**Written problem:**
Check every line below for the word "JSON" and copy the ones that have it.

##########

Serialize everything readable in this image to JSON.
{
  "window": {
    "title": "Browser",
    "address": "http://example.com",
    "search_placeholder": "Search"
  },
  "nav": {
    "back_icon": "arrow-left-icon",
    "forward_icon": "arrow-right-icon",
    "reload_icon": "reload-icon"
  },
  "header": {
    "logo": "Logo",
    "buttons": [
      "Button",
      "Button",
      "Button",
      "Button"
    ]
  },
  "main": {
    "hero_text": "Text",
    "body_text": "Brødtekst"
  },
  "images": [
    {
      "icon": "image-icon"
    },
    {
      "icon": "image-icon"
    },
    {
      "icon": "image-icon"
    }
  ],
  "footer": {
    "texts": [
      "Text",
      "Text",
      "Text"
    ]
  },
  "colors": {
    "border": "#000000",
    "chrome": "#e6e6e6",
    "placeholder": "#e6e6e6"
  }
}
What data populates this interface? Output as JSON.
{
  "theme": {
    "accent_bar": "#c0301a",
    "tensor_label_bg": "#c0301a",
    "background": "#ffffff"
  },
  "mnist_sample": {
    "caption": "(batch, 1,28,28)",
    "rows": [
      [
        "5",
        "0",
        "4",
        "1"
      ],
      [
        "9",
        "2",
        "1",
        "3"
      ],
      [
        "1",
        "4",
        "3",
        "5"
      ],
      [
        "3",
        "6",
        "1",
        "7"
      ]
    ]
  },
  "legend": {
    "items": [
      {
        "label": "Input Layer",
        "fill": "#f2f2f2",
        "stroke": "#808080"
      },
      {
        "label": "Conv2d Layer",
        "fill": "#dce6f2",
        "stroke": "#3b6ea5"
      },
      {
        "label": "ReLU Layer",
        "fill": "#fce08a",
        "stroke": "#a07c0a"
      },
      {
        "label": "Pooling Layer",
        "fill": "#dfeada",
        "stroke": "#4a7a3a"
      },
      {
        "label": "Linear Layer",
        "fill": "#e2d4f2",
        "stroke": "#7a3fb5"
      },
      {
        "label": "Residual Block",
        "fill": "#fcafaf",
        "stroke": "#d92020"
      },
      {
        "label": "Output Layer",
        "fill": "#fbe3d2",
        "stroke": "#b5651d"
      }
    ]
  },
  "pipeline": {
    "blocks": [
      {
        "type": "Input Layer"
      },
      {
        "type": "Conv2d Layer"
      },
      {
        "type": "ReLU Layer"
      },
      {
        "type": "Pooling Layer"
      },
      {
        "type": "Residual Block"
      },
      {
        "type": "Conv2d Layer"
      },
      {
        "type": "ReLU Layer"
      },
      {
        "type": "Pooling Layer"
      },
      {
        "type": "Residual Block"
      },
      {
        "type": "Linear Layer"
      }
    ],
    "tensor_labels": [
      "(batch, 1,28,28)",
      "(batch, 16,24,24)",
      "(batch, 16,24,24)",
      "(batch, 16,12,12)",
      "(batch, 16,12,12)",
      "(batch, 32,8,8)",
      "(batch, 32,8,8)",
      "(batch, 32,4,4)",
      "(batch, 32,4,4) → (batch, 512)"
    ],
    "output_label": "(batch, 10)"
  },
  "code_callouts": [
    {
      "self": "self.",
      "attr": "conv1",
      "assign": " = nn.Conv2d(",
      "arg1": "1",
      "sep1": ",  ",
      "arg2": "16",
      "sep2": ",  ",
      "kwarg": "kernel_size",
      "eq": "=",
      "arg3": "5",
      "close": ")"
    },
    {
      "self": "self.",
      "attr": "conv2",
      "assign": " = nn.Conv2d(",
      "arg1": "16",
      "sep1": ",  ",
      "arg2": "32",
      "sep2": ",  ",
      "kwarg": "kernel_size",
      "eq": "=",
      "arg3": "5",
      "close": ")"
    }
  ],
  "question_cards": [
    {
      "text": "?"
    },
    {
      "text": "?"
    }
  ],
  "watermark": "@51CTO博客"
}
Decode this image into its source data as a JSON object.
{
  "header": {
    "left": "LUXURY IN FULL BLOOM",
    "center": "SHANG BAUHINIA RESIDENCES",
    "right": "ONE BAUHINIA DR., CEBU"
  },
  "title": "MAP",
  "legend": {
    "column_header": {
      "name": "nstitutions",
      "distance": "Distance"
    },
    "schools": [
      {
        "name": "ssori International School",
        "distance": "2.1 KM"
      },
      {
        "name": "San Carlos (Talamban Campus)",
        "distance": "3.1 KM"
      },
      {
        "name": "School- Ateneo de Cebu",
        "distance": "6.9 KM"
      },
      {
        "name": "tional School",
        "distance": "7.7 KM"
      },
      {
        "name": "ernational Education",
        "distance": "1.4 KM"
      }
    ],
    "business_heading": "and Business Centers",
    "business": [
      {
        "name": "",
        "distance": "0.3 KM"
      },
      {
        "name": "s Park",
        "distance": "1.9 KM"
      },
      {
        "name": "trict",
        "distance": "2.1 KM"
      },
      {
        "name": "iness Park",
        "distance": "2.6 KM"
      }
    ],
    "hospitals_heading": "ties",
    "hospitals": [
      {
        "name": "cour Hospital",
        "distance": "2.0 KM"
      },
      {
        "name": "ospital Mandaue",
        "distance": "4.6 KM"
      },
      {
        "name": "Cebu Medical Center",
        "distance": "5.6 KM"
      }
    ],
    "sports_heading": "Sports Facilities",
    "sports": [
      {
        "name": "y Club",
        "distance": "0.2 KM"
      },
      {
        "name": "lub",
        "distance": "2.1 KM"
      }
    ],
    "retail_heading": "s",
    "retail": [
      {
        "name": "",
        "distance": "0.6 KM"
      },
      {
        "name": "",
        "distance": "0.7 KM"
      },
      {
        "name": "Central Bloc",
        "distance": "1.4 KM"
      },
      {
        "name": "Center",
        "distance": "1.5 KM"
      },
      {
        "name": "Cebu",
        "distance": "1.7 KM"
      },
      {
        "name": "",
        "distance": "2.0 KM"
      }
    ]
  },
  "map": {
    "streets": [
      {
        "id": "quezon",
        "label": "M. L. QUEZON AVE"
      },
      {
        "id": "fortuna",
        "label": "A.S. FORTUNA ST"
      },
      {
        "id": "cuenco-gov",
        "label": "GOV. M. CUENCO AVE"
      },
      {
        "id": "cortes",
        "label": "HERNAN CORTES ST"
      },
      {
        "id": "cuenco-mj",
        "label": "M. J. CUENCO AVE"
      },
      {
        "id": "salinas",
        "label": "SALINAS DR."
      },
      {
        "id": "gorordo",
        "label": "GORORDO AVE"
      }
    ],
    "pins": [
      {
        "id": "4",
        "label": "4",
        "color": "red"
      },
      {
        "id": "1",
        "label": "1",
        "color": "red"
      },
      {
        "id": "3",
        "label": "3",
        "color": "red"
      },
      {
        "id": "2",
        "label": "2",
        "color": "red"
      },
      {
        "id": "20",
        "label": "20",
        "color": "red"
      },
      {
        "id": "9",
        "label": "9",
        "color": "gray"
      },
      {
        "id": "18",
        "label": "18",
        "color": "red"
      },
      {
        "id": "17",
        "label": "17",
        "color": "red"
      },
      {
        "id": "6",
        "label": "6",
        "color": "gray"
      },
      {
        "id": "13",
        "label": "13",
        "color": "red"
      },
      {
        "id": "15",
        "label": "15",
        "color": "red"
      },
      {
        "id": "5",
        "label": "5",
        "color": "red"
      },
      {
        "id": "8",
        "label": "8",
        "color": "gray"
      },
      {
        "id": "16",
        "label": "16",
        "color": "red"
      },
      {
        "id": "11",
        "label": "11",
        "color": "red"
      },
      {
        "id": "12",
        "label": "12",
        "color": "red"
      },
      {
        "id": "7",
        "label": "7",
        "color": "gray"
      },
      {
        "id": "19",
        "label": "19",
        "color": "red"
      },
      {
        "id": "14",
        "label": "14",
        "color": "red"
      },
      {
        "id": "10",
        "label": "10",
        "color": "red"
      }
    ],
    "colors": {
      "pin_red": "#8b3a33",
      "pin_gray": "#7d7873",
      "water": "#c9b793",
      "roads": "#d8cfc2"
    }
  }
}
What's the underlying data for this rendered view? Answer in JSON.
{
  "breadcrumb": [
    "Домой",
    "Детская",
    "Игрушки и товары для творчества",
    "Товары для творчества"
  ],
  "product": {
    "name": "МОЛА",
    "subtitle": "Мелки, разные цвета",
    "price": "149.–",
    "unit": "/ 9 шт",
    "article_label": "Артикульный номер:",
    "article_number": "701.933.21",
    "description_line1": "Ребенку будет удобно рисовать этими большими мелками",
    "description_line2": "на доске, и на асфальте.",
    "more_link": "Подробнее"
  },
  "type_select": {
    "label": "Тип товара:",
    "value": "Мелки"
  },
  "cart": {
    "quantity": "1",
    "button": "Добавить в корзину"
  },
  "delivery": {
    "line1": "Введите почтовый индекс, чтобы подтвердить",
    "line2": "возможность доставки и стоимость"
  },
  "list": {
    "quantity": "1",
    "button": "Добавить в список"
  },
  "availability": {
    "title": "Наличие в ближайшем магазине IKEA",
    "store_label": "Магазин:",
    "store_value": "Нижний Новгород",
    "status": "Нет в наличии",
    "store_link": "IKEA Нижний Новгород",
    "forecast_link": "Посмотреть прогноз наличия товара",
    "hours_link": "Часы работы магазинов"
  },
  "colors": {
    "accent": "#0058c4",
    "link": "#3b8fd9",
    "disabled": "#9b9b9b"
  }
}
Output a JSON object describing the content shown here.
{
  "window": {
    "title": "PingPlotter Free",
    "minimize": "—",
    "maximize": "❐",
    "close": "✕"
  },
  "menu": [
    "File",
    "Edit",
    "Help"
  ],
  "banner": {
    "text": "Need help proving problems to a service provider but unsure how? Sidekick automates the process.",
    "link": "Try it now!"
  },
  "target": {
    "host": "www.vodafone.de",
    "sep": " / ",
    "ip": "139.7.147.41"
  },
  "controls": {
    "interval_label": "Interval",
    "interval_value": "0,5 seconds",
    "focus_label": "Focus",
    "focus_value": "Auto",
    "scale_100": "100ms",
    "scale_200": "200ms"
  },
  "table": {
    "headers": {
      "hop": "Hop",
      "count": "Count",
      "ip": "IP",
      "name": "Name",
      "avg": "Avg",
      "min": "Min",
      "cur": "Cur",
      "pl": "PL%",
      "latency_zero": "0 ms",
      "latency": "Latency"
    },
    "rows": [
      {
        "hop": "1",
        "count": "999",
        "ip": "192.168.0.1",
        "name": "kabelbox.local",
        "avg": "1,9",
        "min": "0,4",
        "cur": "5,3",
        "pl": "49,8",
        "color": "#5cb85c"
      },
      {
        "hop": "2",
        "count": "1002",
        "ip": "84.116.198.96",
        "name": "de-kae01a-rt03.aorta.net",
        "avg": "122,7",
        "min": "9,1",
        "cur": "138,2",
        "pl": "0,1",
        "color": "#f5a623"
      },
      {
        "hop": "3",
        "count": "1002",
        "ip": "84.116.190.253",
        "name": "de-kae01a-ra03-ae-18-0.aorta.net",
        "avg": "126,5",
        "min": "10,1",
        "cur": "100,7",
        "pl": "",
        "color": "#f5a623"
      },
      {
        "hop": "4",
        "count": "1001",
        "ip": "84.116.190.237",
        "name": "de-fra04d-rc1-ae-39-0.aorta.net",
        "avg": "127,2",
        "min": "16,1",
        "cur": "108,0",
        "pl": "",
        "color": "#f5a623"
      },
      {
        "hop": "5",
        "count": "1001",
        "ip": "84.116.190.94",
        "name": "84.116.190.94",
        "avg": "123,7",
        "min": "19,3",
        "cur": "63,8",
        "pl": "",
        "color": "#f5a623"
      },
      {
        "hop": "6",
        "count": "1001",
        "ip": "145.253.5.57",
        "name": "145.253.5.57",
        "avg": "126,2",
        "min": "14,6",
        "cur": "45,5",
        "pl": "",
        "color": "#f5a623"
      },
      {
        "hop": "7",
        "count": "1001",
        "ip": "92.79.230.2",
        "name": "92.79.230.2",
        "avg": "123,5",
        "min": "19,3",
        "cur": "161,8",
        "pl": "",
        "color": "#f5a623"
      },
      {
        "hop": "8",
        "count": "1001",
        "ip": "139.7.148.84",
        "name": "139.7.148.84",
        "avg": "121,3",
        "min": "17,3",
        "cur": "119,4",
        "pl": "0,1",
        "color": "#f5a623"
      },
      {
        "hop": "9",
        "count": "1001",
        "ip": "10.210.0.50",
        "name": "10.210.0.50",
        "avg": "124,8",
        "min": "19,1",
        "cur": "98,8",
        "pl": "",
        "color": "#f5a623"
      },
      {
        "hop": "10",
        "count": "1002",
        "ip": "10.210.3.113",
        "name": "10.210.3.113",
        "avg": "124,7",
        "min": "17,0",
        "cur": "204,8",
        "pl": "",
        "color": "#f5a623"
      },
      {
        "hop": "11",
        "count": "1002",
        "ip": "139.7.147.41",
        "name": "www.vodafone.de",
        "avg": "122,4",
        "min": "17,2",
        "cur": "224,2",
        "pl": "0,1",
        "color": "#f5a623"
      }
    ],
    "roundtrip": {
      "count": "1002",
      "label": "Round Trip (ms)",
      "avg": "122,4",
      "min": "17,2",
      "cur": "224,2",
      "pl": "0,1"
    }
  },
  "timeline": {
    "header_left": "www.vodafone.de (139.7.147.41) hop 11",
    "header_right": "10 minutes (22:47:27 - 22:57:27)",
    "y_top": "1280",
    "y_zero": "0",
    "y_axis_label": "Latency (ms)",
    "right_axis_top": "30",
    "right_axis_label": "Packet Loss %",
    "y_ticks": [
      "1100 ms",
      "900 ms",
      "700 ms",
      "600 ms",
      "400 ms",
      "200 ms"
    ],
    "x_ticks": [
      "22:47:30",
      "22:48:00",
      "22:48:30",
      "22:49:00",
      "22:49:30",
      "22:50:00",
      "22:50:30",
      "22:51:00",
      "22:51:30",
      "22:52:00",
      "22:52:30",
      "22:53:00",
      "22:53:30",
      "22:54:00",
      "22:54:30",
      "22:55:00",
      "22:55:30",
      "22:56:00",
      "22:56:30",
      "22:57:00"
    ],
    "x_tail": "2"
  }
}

##########

**Complete response:**
Serialize everything readable in this image to JSON.
What data populates this interface? Output as JSON.
Decode this image into its source data as a JSON object.
What's the underlying data for this rendered view? Answer in JSON.
Output a JSON object describing the content shown here.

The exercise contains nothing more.